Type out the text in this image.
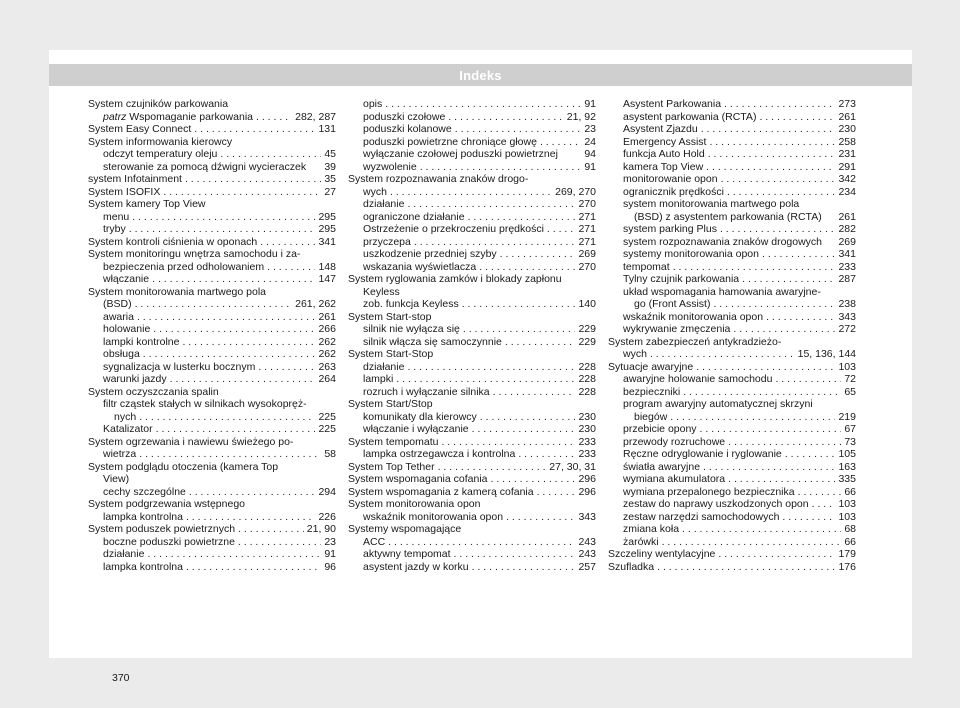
Indeks
System czujników parkowania
patrz Wspomaganie parkowania . . .	282, 287
System Easy Connect . . .	131
System informowania kierowcy
odczyt temperatury oleju . . .	45
sterowanie za pomocą dźwigni wycieraczek 39
system Infotainment . . .	35
System ISOFIX . . .	27
System kamery Top View
menu . . .	295
tryby . . .	295
System kontroli ciśnienia w oponach . . .	341
System monitoringu wnętrza samochodu i za-
bezpieczenia przed odholowaniem . . .	148
włączanie . . .	147
System monitorowania martwego pola
(BSD) . . .	261, 262
awaria . . .	261
holowanie . . .	266
lampki kontrolne . . .	262
obsługa . . .	262
sygnalizacja w lusterku bocznym . . .	263
warunki jazdy . . .	264
System oczyszczania spalin
filtr cząstek stałych w silnikach wysokopręż-
nych . . .	225
Katalizator . . .	225
System ogrzewania i nawiewu świeżego po-
wietrza . . .	58
System podglądu otoczenia (kamera Top
View)
cechy szczególne . . .	294
System podgrzewania wstępnego
lampka kontrolna . . .	226
System poduszek powietrznych . . .	21, 90
boczne poduszki powietrzne . . .	23
działanie . . .	91
lampka kontrolna . . .	96
opis . . .	91
poduszki czołowe . . .	21, 92
poduszki kolanowe . . .	23
poduszki powietrzne chroniące głowę . . .	24
wyłączanie czołowej poduszki powietrznej	94
wyzwolenie . . .	91
System rozpoznawania znaków drogo-
wych . . .	269, 270
działanie . . .	270
ograniczone działanie . . .	271
Ostrzeżenie o przekroczeniu prędkości . . .	271
przyczepa . . .	271
uszkodzenie przedniej szyby . . .	269
wskazania wyświetlacza . . .	270
System ryglowania zamków i blokady zapłonu
Keyless
zob. funkcja Keyless . . .	140
System Start-stop
silnik nie wyłącza się . . .	229
silnik włącza się samoczynnie . . .	229
System Start-Stop
działanie . . .	228
lampki . . .	228
rozruch i wyłączanie silnika . . .	228
System Start/Stop
komunikaty dla kierowcy . . .	230
włączanie i wyłączanie . . .	230
System tempomatu . . .	233
lampka ostrzegawcza i kontrolna . . .	233
System Top Tether . . .	27, 30, 31
System wspomagania cofania . . .	296
System wspomagania z kamerą cofania . . .	296
System monitorowania opon
wskaźnik monitorowania opon . . .	343
Systemy wspomagające
ACC . . .	243
aktywny tempomat . . .	243
asystent jazdy w korku . . .	257
Asystent Parkowania . . .	273
asystent parkowania (RCTA) . . .	261
Asystent Zjazdu . . .	230
Emergency Assist . . .	258
funkcja Auto Hold . . .	231
kamera Top View . . .	291
monitorowanie opon . . .	342
ogranicznik prędkości . . .	234
system monitorowania martwego pola
(BSD) z asystentem parkowania (RCTA) 261
system parking Plus . . .	282
system rozpoznawania znaków drogowych 269
systemy monitorowania opon . . .	341
tempomat . . .	233
Tylny czujnik parkowania . . .	287
układ wspomagania hamowania awaryjne-
go (Front Assist) . . .	238
wskaźnik monitorowania opon . . .	343
wykrywanie zmęczenia . . .	272
System zabezpieczeń antykradzieżo-
wych . . .	15, 136, 144
Sytuacje awaryjne . . .	103
awaryjne holowanie samochodu . . .	72
bezpieczniki . . .	65
program awaryjny automatycznej skrzyni
biegów . . .	219
przebicie opony . . .	67
przewody rozruchowe . . .	73
Ręczne odryglowanie i ryglowanie . . .	105
światła awaryjne . . .	163
wymiana akumulatora . . .	335
wymiana przepalonego bezpiecznika . . .	66
zestaw do naprawy uszkodzonych opon . . .	103
zestaw narzędzi samochodowych . . .	103
zmiana koła . . .	68
żarówki . . .	66
Szczeliny wentylacyjne . . .	179
Szufladka . . .	176
370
════════════════════
■ SET PROBLEM
Going through the lines above one by one, tally those with the word "rozpoznawania" and give only the total.

■ SOLUTION TO THIS PROBLEM
2